The records underneath are to be repeated exactly, with the pictures left out.

Materials provided

──────────

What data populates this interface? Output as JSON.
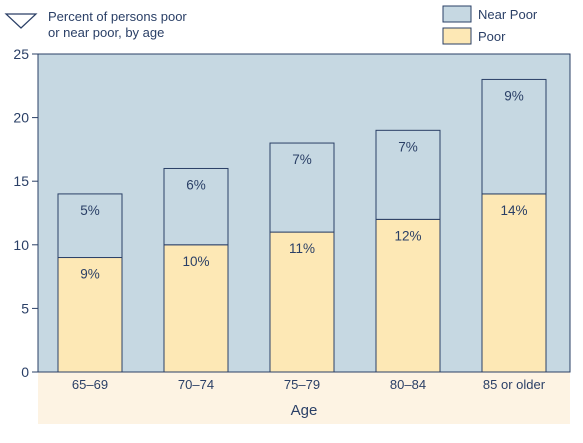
{
  "header_note": {
    "line1": "Percent of persons poor",
    "line2": "or near poor, by age",
    "icon": "triangle-down-icon"
  },
  "chart_data": {
    "type": "bar",
    "stacked": true,
    "categories": [
      "65–69",
      "70–74",
      "75–79",
      "80–84",
      "85 or older"
    ],
    "series": [
      {
        "name": "Poor",
        "values": [
          9,
          10,
          11,
          12,
          14
        ],
        "labels": [
          "9%",
          "10%",
          "11%",
          "12%",
          "14%"
        ],
        "color": "#fde8b5"
      },
      {
        "name": "Near Poor",
        "values": [
          5,
          6,
          7,
          7,
          9
        ],
        "labels": [
          "5%",
          "6%",
          "7%",
          "7%",
          "9%"
        ],
        "color": "#c6d8e2"
      }
    ],
    "xlabel": "Age",
    "ylabel": "",
    "ylim": [
      0,
      25
    ],
    "yticks": [
      0,
      5,
      10,
      15,
      20,
      25
    ],
    "grid": false,
    "legend_position": "top-right",
    "plot_background": "#c6d8e2",
    "xaxis_band_background": "#fdf3e3",
    "axis_color": "#2a3f66"
  }
}
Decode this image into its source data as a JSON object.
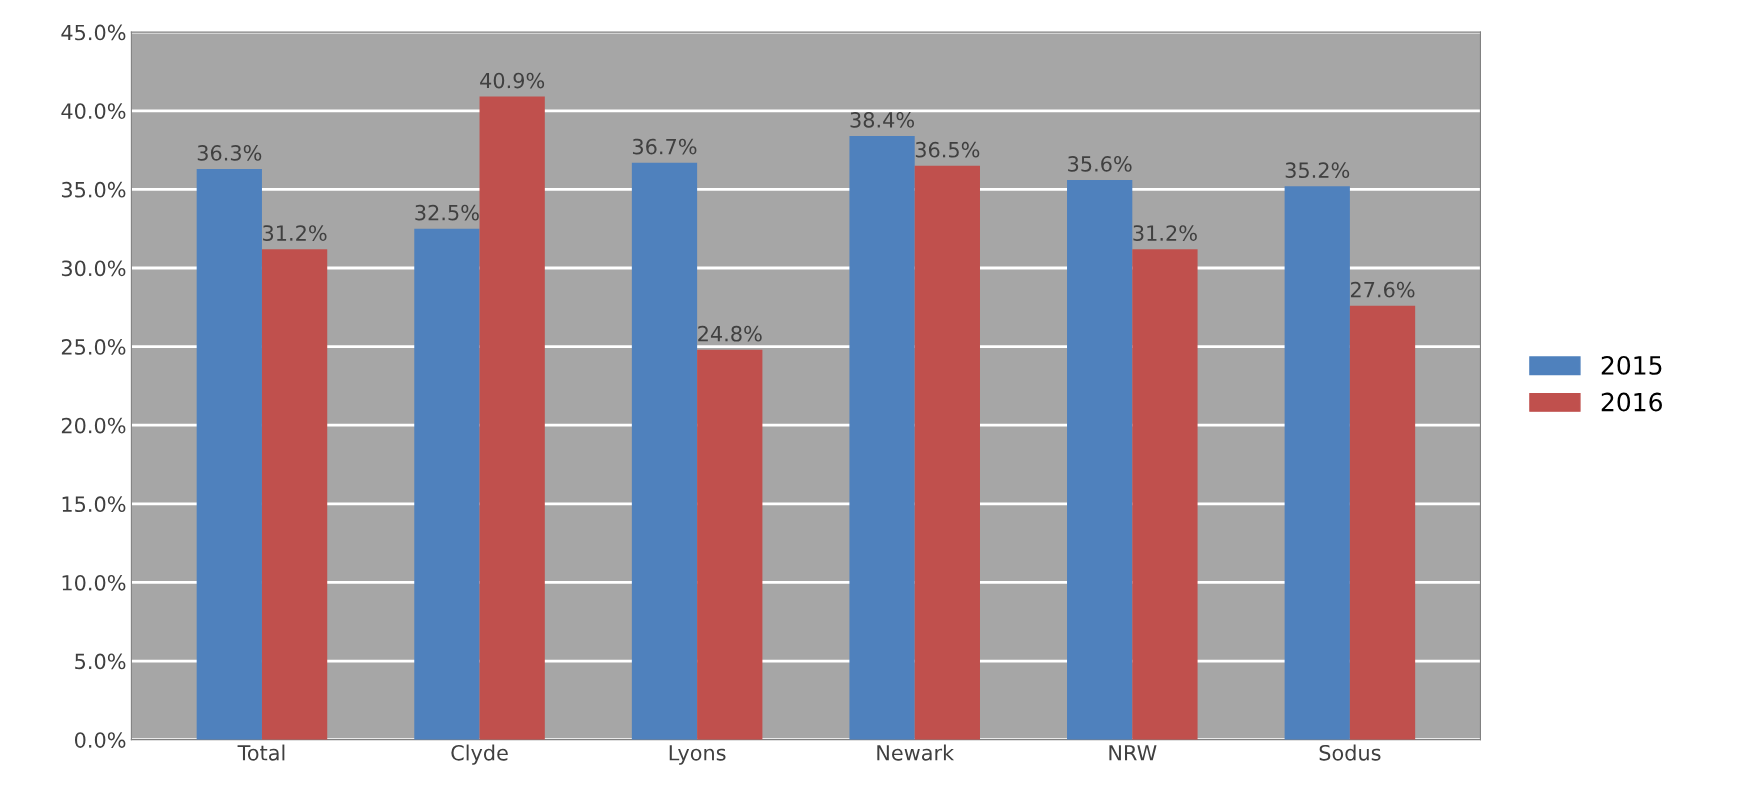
{
  "chart_data": {
    "type": "bar",
    "categories": [
      "Total",
      "Clyde",
      "Lyons",
      "Newark",
      "NRW",
      "Sodus"
    ],
    "series": [
      {
        "name": "2015",
        "color": "#4f81bd",
        "values": [
          36.3,
          32.5,
          36.7,
          38.4,
          35.6,
          35.2
        ],
        "value_labels": [
          "36.3%",
          "32.5%",
          "36.7%",
          "38.4%",
          "35.6%",
          "35.2%"
        ]
      },
      {
        "name": "2016",
        "color": "#c0504d",
        "values": [
          31.2,
          40.9,
          24.8,
          36.5,
          31.2,
          27.6
        ],
        "value_labels": [
          "31.2%",
          "40.9%",
          "24.8%",
          "36.5%",
          "31.2%",
          "27.6%"
        ]
      }
    ],
    "ylim": [
      0,
      45
    ],
    "yticks": [
      {
        "value": 0,
        "label": "0.0%"
      },
      {
        "value": 5,
        "label": "5.0%"
      },
      {
        "value": 10,
        "label": "10.0%"
      },
      {
        "value": 15,
        "label": "15.0%"
      },
      {
        "value": 20,
        "label": "20.0%"
      },
      {
        "value": 25,
        "label": "25.0%"
      },
      {
        "value": 30,
        "label": "30.0%"
      },
      {
        "value": 35,
        "label": "35.0%"
      },
      {
        "value": 40,
        "label": "40.0%"
      },
      {
        "value": 45,
        "label": "45.0%"
      }
    ],
    "grid": "y",
    "legend": "right"
  }
}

──────────

Solution below
What data populates this interface? Output as JSON.
{
  "header_note": {
    "line1": "Percent of persons poor",
    "line2": "or near poor, by age",
    "icon": "triangle-down-icon"
  },
  "chart_data": {
    "type": "bar",
    "stacked": true,
    "categories": [
      "65–69",
      "70–74",
      "75–79",
      "80–84",
      "85 or older"
    ],
    "series": [
      {
        "name": "Poor",
        "values": [
          9,
          10,
          11,
          12,
          14
        ],
        "labels": [
          "9%",
          "10%",
          "11%",
          "12%",
          "14%"
        ],
        "color": "#fde8b5"
      },
      {
        "name": "Near Poor",
        "values": [
          5,
          6,
          7,
          7,
          9
        ],
        "labels": [
          "5%",
          "6%",
          "7%",
          "7%",
          "9%"
        ],
        "color": "#c6d8e2"
      }
    ],
    "xlabel": "Age",
    "ylabel": "",
    "ylim": [
      0,
      25
    ],
    "yticks": [
      0,
      5,
      10,
      15,
      20,
      25
    ],
    "grid": false,
    "legend_position": "top-right",
    "plot_background": "#c6d8e2",
    "xaxis_band_background": "#fdf3e3",
    "axis_color": "#2a3f66"
  }
}
Decode this image into its source data as a JSON object.
{
  "chart_data": {
    "type": "bar",
    "categories": [
      "Total",
      "Clyde",
      "Lyons",
      "Newark",
      "NRW",
      "Sodus"
    ],
    "series": [
      {
        "name": "2015",
        "color": "#4f81bd",
        "values": [
          36.3,
          32.5,
          36.7,
          38.4,
          35.6,
          35.2
        ],
        "value_labels": [
          "36.3%",
          "32.5%",
          "36.7%",
          "38.4%",
          "35.6%",
          "35.2%"
        ]
      },
      {
        "name": "2016",
        "color": "#c0504d",
        "values": [
          31.2,
          40.9,
          24.8,
          36.5,
          31.2,
          27.6
        ],
        "value_labels": [
          "31.2%",
          "40.9%",
          "24.8%",
          "36.5%",
          "31.2%",
          "27.6%"
        ]
      }
    ],
    "ylim": [
      0,
      45
    ],
    "yticks": [
      {
        "value": 0,
        "label": "0.0%"
      },
      {
        "value": 5,
        "label": "5.0%"
      },
      {
        "value": 10,
        "label": "10.0%"
      },
      {
        "value": 15,
        "label": "15.0%"
      },
      {
        "value": 20,
        "label": "20.0%"
      },
      {
        "value": 25,
        "label": "25.0%"
      },
      {
        "value": 30,
        "label": "30.0%"
      },
      {
        "value": 35,
        "label": "35.0%"
      },
      {
        "value": 40,
        "label": "40.0%"
      },
      {
        "value": 45,
        "label": "45.0%"
      }
    ],
    "grid": "y",
    "legend": "right"
  }
}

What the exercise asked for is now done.